**Short exercise**
Pick out every line that holds the string "Order" and copy it.
--- START OF Working data ---
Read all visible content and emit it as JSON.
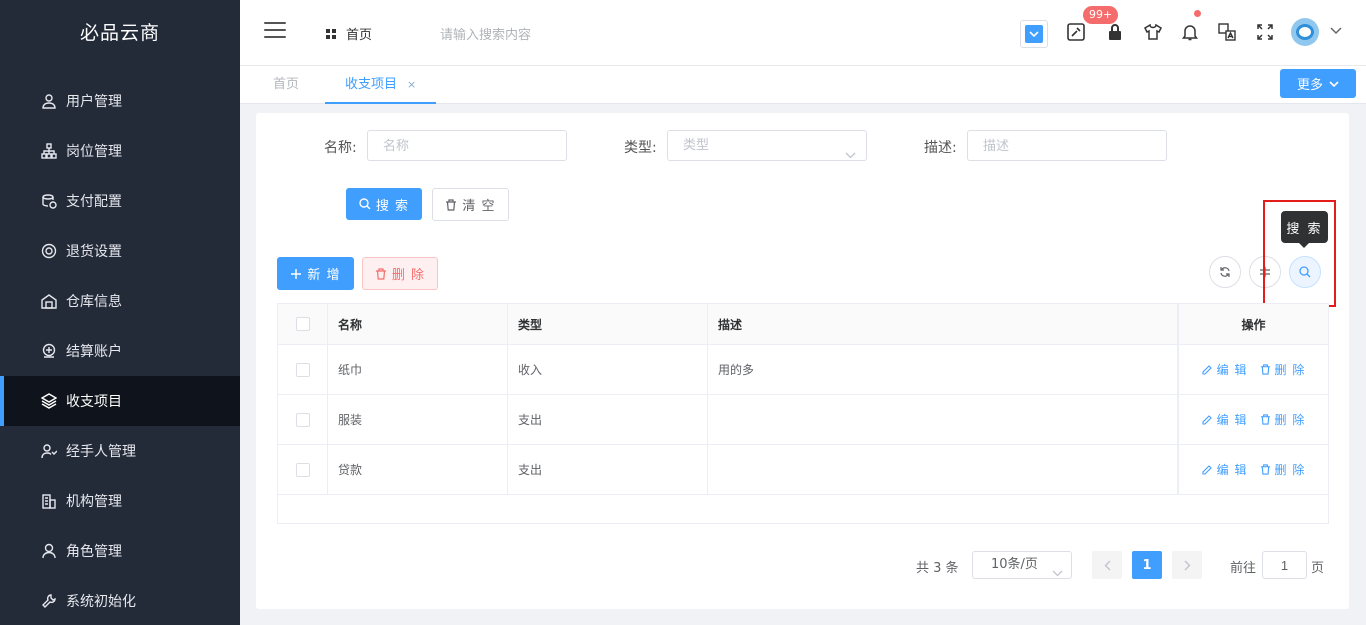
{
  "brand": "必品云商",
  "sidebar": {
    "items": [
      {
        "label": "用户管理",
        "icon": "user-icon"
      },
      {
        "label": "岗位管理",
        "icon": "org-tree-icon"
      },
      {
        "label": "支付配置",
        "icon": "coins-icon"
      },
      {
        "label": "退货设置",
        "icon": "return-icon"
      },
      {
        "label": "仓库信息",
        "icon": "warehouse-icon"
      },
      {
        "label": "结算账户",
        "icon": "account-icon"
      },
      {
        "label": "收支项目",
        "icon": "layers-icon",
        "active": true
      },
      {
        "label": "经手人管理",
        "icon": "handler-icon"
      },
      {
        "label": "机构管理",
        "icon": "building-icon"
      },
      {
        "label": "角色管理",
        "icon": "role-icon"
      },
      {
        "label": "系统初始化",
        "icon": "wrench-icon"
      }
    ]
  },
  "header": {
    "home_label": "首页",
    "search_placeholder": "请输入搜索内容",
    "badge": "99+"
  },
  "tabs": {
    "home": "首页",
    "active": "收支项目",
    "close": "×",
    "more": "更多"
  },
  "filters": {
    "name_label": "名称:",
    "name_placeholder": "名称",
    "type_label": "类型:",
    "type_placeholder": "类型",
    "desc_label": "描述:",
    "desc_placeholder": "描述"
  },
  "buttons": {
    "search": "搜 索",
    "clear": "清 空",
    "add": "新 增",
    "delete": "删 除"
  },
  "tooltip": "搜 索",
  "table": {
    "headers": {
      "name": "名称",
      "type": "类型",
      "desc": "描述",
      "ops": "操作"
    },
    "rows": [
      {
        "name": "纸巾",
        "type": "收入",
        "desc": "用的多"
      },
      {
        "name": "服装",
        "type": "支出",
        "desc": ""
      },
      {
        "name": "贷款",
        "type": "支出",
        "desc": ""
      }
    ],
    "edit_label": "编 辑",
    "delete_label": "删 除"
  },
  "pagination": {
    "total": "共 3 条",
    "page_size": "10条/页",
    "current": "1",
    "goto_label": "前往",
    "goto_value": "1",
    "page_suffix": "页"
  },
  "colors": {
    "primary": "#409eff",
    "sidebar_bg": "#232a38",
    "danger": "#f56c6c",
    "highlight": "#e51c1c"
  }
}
--- END OF Working data ---
--- START OF Working data ---
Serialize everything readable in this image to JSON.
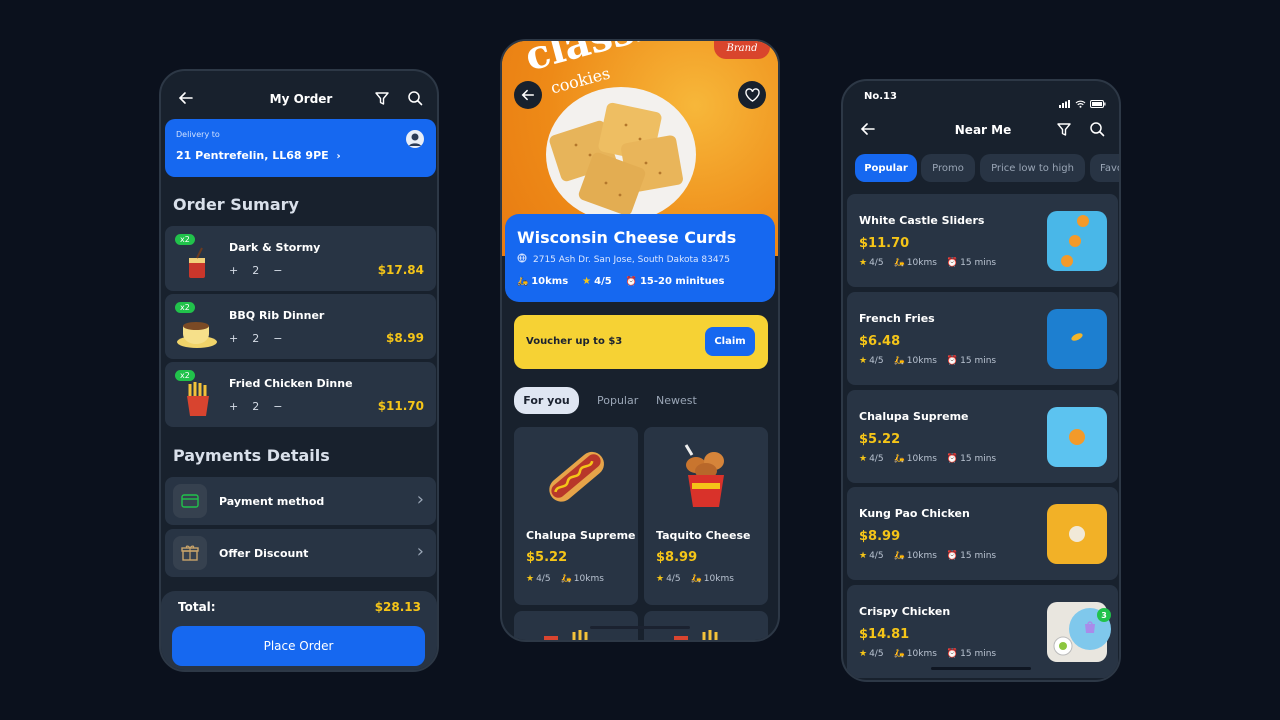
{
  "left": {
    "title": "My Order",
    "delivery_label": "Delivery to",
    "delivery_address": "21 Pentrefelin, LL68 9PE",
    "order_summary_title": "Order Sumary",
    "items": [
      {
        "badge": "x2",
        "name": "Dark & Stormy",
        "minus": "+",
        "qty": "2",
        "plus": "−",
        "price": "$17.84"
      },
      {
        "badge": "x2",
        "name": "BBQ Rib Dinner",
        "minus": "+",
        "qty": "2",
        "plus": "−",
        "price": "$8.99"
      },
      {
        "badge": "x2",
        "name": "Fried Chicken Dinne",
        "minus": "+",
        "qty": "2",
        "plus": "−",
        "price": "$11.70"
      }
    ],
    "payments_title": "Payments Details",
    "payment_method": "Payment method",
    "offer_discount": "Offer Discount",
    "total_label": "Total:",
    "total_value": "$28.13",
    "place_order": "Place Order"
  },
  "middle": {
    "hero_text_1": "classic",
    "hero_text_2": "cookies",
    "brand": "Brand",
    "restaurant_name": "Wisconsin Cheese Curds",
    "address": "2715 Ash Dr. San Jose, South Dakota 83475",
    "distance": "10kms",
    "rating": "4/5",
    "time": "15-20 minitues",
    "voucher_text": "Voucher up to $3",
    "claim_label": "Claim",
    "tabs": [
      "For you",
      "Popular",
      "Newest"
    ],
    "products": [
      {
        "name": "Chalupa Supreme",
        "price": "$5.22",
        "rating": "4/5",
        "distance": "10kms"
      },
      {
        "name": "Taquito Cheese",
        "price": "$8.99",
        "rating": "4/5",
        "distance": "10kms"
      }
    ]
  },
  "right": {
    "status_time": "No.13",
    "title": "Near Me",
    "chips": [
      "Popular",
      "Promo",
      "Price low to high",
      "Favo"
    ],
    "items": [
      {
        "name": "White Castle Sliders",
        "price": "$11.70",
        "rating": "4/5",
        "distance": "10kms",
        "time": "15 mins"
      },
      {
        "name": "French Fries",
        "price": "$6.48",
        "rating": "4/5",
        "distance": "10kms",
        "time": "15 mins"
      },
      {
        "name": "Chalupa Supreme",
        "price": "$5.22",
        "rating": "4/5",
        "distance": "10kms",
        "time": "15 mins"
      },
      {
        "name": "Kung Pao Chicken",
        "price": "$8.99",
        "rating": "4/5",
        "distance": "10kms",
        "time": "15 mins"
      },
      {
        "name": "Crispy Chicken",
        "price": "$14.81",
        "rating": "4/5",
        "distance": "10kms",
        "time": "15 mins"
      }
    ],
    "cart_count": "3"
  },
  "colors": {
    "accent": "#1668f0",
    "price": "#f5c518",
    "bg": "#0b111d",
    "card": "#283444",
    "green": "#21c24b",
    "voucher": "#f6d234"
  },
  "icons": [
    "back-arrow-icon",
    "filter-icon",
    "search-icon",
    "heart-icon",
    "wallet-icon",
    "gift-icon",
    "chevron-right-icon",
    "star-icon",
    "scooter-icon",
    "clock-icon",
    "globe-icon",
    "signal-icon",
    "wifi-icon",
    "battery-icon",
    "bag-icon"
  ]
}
--- END OF Working data ---
**Result for this task**
    "title": "My Order",
    "order_summary_title": "Order Sumary",
    "place_order": "Place Order"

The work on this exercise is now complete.